What the task asks |
Check each line below for "والمآب" and report how many have it, nothing else.

(Saved entries)
= = = = =
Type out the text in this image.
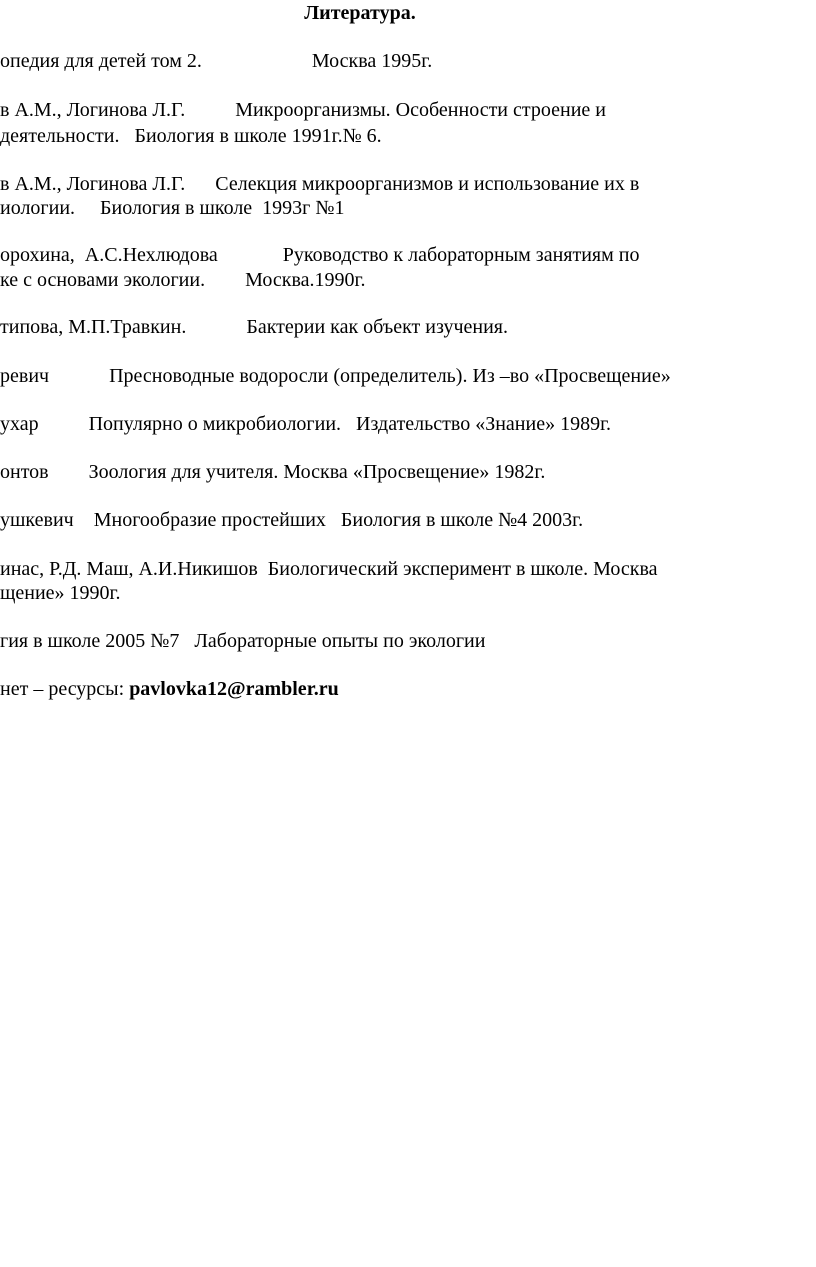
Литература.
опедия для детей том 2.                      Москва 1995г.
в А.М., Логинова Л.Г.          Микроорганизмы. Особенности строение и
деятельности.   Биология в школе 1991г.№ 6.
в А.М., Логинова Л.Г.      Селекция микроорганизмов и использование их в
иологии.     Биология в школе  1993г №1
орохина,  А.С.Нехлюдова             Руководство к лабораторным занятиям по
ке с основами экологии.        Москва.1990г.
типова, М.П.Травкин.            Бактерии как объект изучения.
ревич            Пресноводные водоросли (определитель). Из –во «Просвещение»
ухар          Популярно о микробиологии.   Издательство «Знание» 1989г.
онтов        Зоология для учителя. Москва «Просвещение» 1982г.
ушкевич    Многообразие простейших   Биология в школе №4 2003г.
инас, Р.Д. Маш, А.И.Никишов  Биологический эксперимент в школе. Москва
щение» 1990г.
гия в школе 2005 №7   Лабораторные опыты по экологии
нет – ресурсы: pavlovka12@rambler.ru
= = = = =
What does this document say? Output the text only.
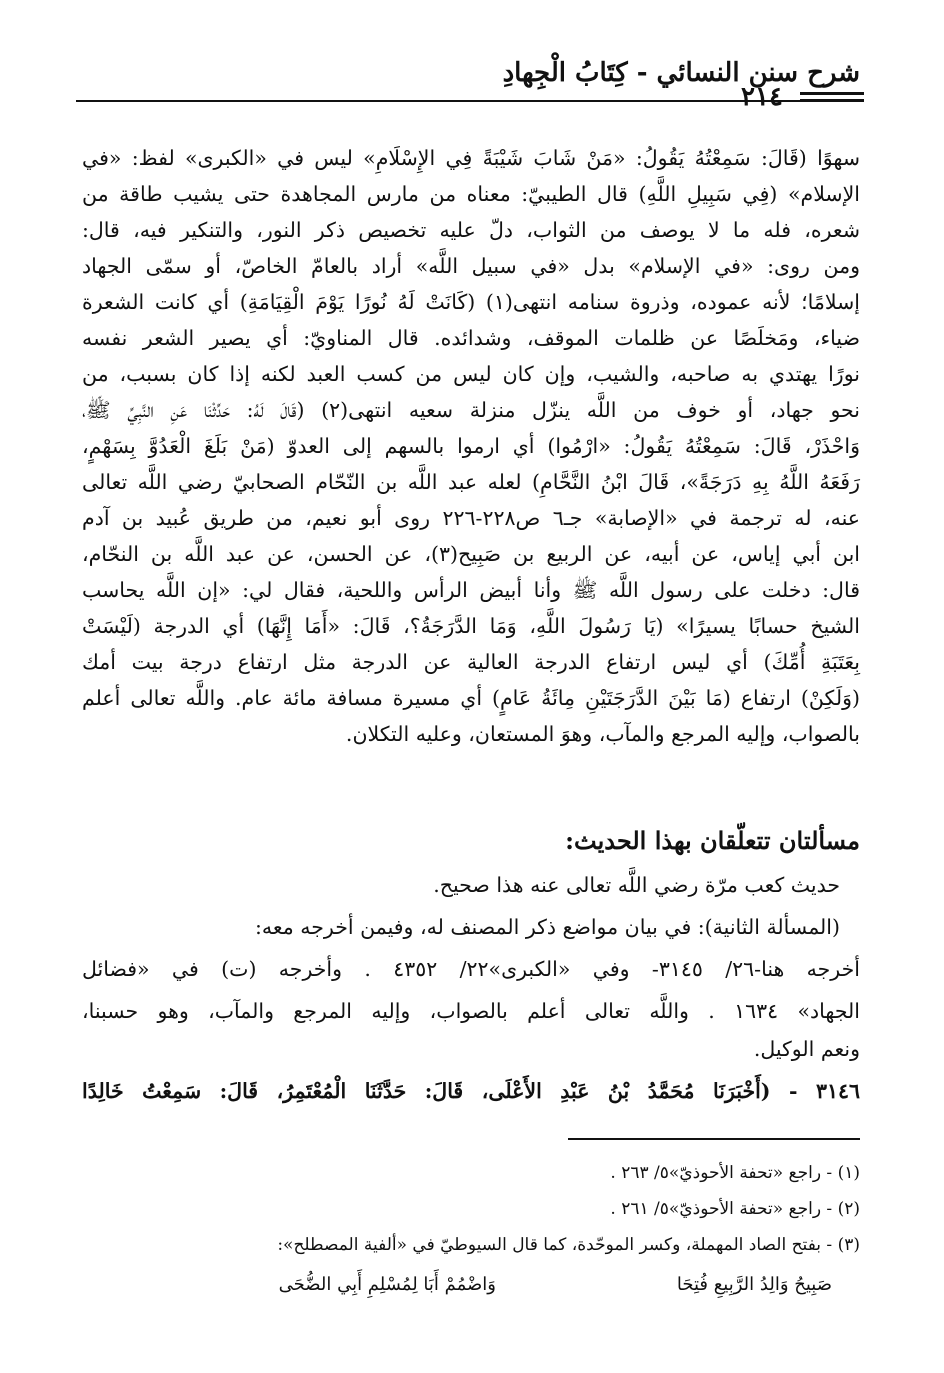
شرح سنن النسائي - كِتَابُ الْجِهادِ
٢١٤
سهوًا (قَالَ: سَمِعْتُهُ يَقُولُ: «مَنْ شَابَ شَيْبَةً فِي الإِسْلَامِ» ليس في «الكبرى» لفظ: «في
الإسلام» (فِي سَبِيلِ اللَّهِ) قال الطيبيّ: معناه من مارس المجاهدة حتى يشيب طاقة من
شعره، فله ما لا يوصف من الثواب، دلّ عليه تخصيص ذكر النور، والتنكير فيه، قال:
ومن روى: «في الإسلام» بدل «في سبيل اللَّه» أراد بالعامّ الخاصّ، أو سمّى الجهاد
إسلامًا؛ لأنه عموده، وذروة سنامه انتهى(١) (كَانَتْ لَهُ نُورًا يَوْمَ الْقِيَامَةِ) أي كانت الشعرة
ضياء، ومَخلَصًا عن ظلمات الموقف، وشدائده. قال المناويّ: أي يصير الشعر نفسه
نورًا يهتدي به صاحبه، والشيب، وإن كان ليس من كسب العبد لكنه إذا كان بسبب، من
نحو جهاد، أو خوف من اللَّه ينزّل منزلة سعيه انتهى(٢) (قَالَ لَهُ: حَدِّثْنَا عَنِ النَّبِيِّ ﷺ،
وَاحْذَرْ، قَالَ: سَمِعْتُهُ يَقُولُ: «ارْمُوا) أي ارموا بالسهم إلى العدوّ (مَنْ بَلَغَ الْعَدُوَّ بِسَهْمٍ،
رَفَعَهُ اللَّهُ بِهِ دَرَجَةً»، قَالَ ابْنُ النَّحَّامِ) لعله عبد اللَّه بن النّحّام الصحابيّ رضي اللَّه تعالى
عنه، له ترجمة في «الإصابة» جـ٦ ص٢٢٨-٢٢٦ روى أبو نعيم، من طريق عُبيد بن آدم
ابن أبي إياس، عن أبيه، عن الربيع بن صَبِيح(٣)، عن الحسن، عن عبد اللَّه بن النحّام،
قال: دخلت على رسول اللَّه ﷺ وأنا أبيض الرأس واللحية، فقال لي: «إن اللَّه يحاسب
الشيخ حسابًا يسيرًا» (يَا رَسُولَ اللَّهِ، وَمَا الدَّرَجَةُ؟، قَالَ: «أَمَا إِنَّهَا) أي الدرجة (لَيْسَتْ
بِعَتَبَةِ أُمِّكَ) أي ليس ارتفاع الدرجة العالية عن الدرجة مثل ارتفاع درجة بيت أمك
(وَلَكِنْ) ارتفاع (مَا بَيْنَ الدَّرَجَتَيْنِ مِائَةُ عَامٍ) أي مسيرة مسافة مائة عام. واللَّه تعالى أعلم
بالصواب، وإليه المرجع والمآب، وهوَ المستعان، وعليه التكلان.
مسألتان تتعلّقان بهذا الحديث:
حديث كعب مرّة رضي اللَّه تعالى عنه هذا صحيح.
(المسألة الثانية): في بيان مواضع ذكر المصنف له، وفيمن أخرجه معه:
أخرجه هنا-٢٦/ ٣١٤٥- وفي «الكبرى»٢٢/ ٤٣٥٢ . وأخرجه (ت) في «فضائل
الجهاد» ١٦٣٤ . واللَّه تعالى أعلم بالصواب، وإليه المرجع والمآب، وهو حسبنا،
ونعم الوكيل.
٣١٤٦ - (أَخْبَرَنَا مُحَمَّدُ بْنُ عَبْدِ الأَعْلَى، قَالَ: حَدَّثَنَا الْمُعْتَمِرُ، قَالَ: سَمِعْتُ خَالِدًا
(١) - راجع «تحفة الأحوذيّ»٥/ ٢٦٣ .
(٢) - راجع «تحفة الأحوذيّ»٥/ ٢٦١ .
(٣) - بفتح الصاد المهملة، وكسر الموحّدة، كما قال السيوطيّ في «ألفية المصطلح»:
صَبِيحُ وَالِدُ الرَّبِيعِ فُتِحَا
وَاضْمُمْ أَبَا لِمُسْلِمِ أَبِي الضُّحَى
= = = = =
Output for this task |
2